SET PROBLEM >>
Count how many lines below include the string "JSON", and give that number without anything else.

Figure record extracts:
━━━━━━━━━━━━━━━━

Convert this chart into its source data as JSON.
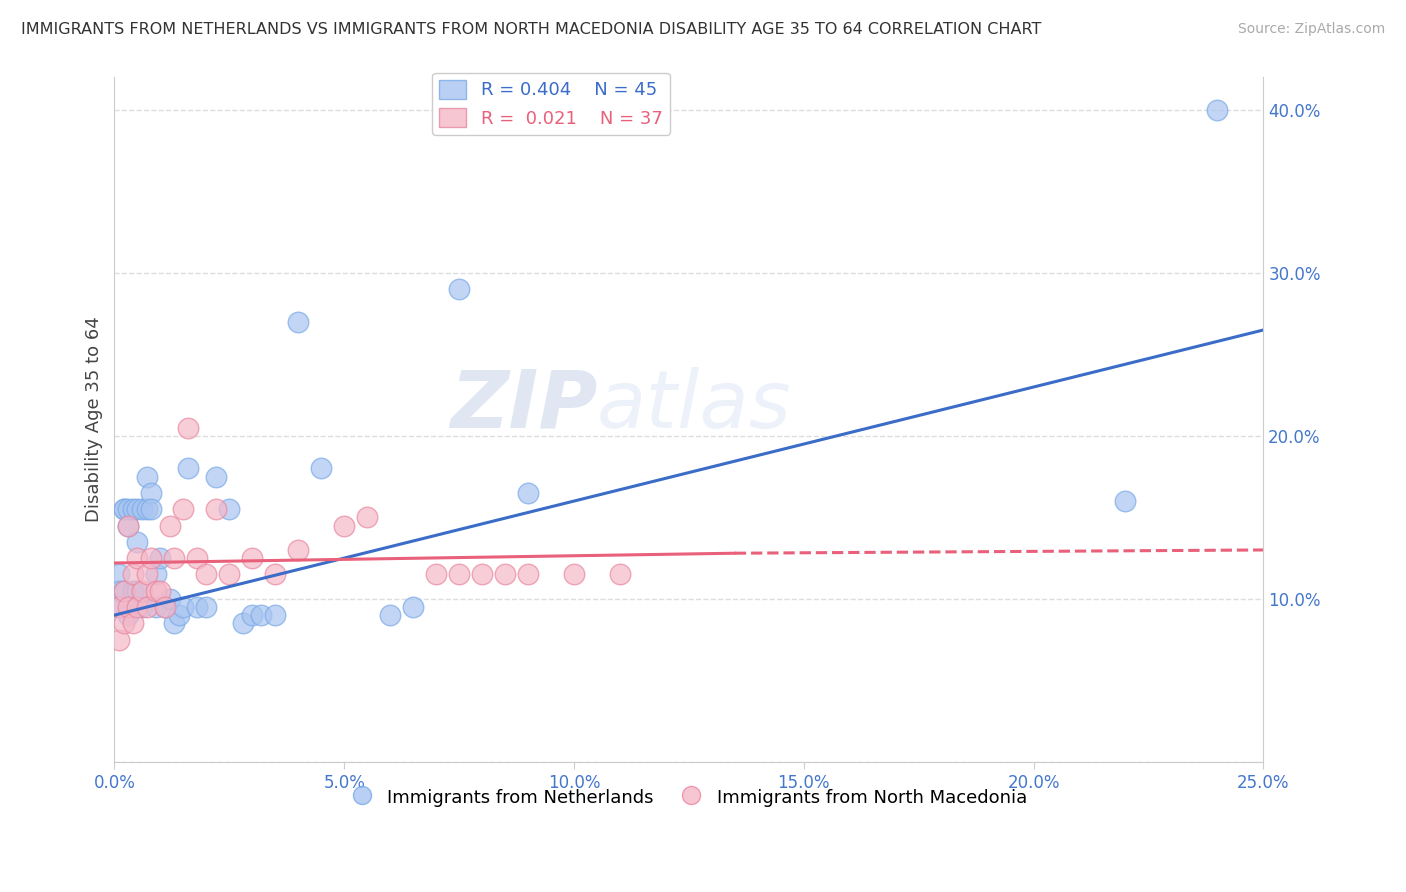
{
  "title": "IMMIGRANTS FROM NETHERLANDS VS IMMIGRANTS FROM NORTH MACEDONIA DISABILITY AGE 35 TO 64 CORRELATION CHART",
  "source": "Source: ZipAtlas.com",
  "ylabel": "Disability Age 35 to 64",
  "xlim": [
    0.0,
    0.25
  ],
  "ylim": [
    0.0,
    0.42
  ],
  "xticks": [
    0.0,
    0.05,
    0.1,
    0.15,
    0.2,
    0.25
  ],
  "yticks": [
    0.0,
    0.1,
    0.2,
    0.3,
    0.4
  ],
  "xticklabels": [
    "0.0%",
    "5.0%",
    "10.0%",
    "15.0%",
    "20.0%",
    "25.0%"
  ],
  "yticklabels_right": [
    "",
    "10.0%",
    "20.0%",
    "30.0%",
    "40.0%"
  ],
  "legend_r_blue": "0.404",
  "legend_n_blue": "45",
  "legend_r_pink": "0.021",
  "legend_n_pink": "37",
  "blue_color": "#a8c4f0",
  "blue_edge": "#7aaae8",
  "pink_color": "#f5b8c8",
  "pink_edge": "#e888a0",
  "line_blue": "#3a6cc8",
  "line_pink": "#e8607a",
  "watermark_text": "ZIPatlas",
  "netherlands_x": [
    0.001,
    0.001,
    0.001,
    0.002,
    0.002,
    0.002,
    0.003,
    0.003,
    0.003,
    0.004,
    0.004,
    0.005,
    0.005,
    0.005,
    0.006,
    0.006,
    0.007,
    0.007,
    0.008,
    0.008,
    0.009,
    0.009,
    0.01,
    0.011,
    0.012,
    0.013,
    0.014,
    0.015,
    0.016,
    0.018,
    0.02,
    0.022,
    0.025,
    0.028,
    0.03,
    0.032,
    0.035,
    0.04,
    0.045,
    0.06,
    0.065,
    0.075,
    0.09,
    0.22,
    0.24
  ],
  "netherlands_y": [
    0.115,
    0.105,
    0.095,
    0.155,
    0.155,
    0.105,
    0.155,
    0.145,
    0.09,
    0.155,
    0.105,
    0.155,
    0.135,
    0.105,
    0.155,
    0.095,
    0.175,
    0.155,
    0.165,
    0.155,
    0.115,
    0.095,
    0.125,
    0.095,
    0.1,
    0.085,
    0.09,
    0.095,
    0.18,
    0.095,
    0.095,
    0.175,
    0.155,
    0.085,
    0.09,
    0.09,
    0.09,
    0.27,
    0.18,
    0.09,
    0.095,
    0.29,
    0.165,
    0.16,
    0.4
  ],
  "north_mac_x": [
    0.001,
    0.001,
    0.002,
    0.002,
    0.003,
    0.003,
    0.004,
    0.004,
    0.005,
    0.005,
    0.006,
    0.007,
    0.007,
    0.008,
    0.009,
    0.01,
    0.011,
    0.012,
    0.013,
    0.015,
    0.016,
    0.018,
    0.02,
    0.022,
    0.025,
    0.03,
    0.035,
    0.04,
    0.05,
    0.055,
    0.07,
    0.075,
    0.08,
    0.085,
    0.09,
    0.1,
    0.11
  ],
  "north_mac_y": [
    0.095,
    0.075,
    0.105,
    0.085,
    0.145,
    0.095,
    0.115,
    0.085,
    0.125,
    0.095,
    0.105,
    0.115,
    0.095,
    0.125,
    0.105,
    0.105,
    0.095,
    0.145,
    0.125,
    0.155,
    0.205,
    0.125,
    0.115,
    0.155,
    0.115,
    0.125,
    0.115,
    0.13,
    0.145,
    0.15,
    0.115,
    0.115,
    0.115,
    0.115,
    0.115,
    0.115,
    0.115
  ],
  "blue_line_x0": 0.0,
  "blue_line_y0": 0.09,
  "blue_line_x1": 0.25,
  "blue_line_y1": 0.265,
  "pink_line_x0": 0.0,
  "pink_line_y0": 0.122,
  "pink_line_x1": 0.135,
  "pink_line_y1": 0.128,
  "pink_line_dash_x0": 0.135,
  "pink_line_dash_x1": 0.25,
  "pink_line_dash_y0": 0.128,
  "pink_line_dash_y1": 0.13
}
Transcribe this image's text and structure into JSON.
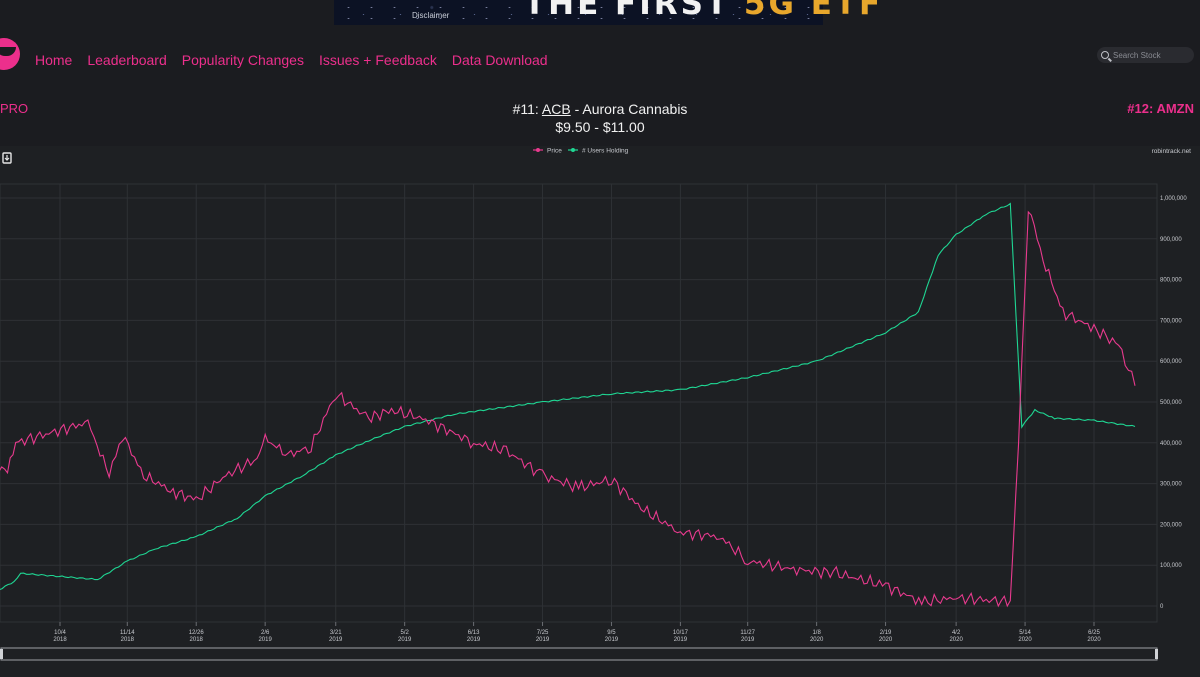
{
  "banner": {
    "disclaimer": "Disclaimer",
    "headline_main": "THE FIRST",
    "headline_accent": "5G ETF"
  },
  "nav": {
    "items": [
      "Home",
      "Leaderboard",
      "Popularity Changes",
      "Issues + Feedback",
      "Data Download"
    ]
  },
  "search": {
    "placeholder": "Search Stock",
    "icon": "search-icon"
  },
  "stock": {
    "prev_label": "PRO",
    "rank_label": "#11:",
    "ticker": "ACB",
    "name": " - Aurora Cannabis",
    "price_range": "$9.50 - $11.00",
    "next_label": "#12: AMZN"
  },
  "colors": {
    "accent": "#ec2f8c",
    "price": "#e83a8e",
    "users": "#1fd693",
    "background": "#1b1c20"
  },
  "chart": {
    "download_icon": "file-download-icon",
    "watermark": "robintrack.net",
    "legend": [
      "Price",
      "# Users Holding"
    ]
  },
  "chart_data": {
    "type": "line",
    "legend_position": "top-center",
    "grid": true,
    "y_ticks": [
      "1,000,000",
      "900,000",
      "800,000",
      "700,000",
      "600,000",
      "500,000",
      "400,000",
      "300,000",
      "200,000",
      "100,000",
      "0"
    ],
    "x_ticks": [
      {
        "date": "10/4",
        "year": "2018"
      },
      {
        "date": "11/14",
        "year": "2018"
      },
      {
        "date": "12/26",
        "year": "2018"
      },
      {
        "date": "2/6",
        "year": "2019"
      },
      {
        "date": "3/21",
        "year": "2019"
      },
      {
        "date": "5/2",
        "year": "2019"
      },
      {
        "date": "6/13",
        "year": "2019"
      },
      {
        "date": "7/25",
        "year": "2019"
      },
      {
        "date": "9/5",
        "year": "2019"
      },
      {
        "date": "10/17",
        "year": "2019"
      },
      {
        "date": "11/27",
        "year": "2019"
      },
      {
        "date": "1/8",
        "year": "2020"
      },
      {
        "date": "2/19",
        "year": "2020"
      },
      {
        "date": "4/2",
        "year": "2020"
      },
      {
        "date": "5/14",
        "year": "2020"
      },
      {
        "date": "6/25",
        "year": "2020"
      }
    ],
    "series": [
      {
        "name": "# Users Holding",
        "axis": "right",
        "points": [
          [
            "2018-08-19",
            20000
          ],
          [
            "2018-09-06",
            60000
          ],
          [
            "2018-09-10",
            80000
          ],
          [
            "2018-10-27",
            65000
          ],
          [
            "2018-11-14",
            110000
          ],
          [
            "2018-12-01",
            140000
          ],
          [
            "2018-12-26",
            170000
          ],
          [
            "2019-01-20",
            215000
          ],
          [
            "2019-02-06",
            270000
          ],
          [
            "2019-03-01",
            320000
          ],
          [
            "2019-03-21",
            370000
          ],
          [
            "2019-04-10",
            405000
          ],
          [
            "2019-05-02",
            440000
          ],
          [
            "2019-06-01",
            470000
          ],
          [
            "2019-07-25",
            500000
          ],
          [
            "2019-09-05",
            520000
          ],
          [
            "2019-10-17",
            530000
          ],
          [
            "2019-11-27",
            560000
          ],
          [
            "2020-01-08",
            600000
          ],
          [
            "2020-02-19",
            670000
          ],
          [
            "2020-03-10",
            720000
          ],
          [
            "2020-03-22",
            860000
          ],
          [
            "2020-04-02",
            910000
          ],
          [
            "2020-04-20",
            960000
          ],
          [
            "2020-05-05",
            985000
          ],
          [
            "2020-05-12",
            440000
          ],
          [
            "2020-05-20",
            480000
          ],
          [
            "2020-06-01",
            460000
          ],
          [
            "2020-06-25",
            455000
          ],
          [
            "2020-07-20",
            440000
          ]
        ]
      },
      {
        "name": "Price",
        "axis": "left",
        "points": [
          [
            "2018-08-19",
            360000
          ],
          [
            "2018-09-02",
            330000
          ],
          [
            "2018-09-07",
            400000
          ],
          [
            "2018-10-21",
            450000
          ],
          [
            "2018-11-03",
            320000
          ],
          [
            "2018-11-11",
            420000
          ],
          [
            "2018-11-24",
            320000
          ],
          [
            "2018-12-12",
            280000
          ],
          [
            "2018-12-26",
            260000
          ],
          [
            "2019-01-13",
            320000
          ],
          [
            "2019-02-01",
            360000
          ],
          [
            "2019-02-06",
            410000
          ],
          [
            "2019-02-20",
            370000
          ],
          [
            "2019-03-06",
            390000
          ],
          [
            "2019-03-21",
            520000
          ],
          [
            "2019-04-10",
            460000
          ],
          [
            "2019-04-24",
            480000
          ],
          [
            "2019-05-13",
            460000
          ],
          [
            "2019-06-13",
            400000
          ],
          [
            "2019-07-03",
            380000
          ],
          [
            "2019-07-25",
            320000
          ],
          [
            "2019-08-16",
            290000
          ],
          [
            "2019-09-05",
            310000
          ],
          [
            "2019-09-23",
            240000
          ],
          [
            "2019-10-17",
            180000
          ],
          [
            "2019-11-10",
            170000
          ],
          [
            "2019-11-27",
            110000
          ],
          [
            "2019-12-25",
            90000
          ],
          [
            "2020-01-20",
            80000
          ],
          [
            "2020-02-19",
            50000
          ],
          [
            "2020-03-12",
            10000
          ],
          [
            "2020-04-02",
            20000
          ],
          [
            "2020-05-05",
            10000
          ],
          [
            "2020-05-10",
            400000
          ],
          [
            "2020-05-16",
            980000
          ],
          [
            "2020-05-25",
            850000
          ],
          [
            "2020-06-06",
            720000
          ],
          [
            "2020-06-25",
            680000
          ],
          [
            "2020-07-10",
            640000
          ],
          [
            "2020-07-20",
            540000
          ]
        ]
      }
    ]
  }
}
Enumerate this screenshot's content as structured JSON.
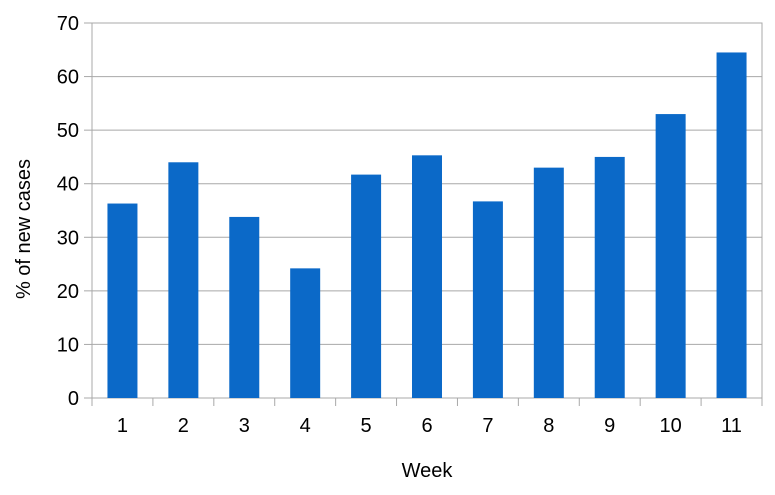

━━━━━━━━━━━━━━━━

EXERCISE OUTPUT >>
3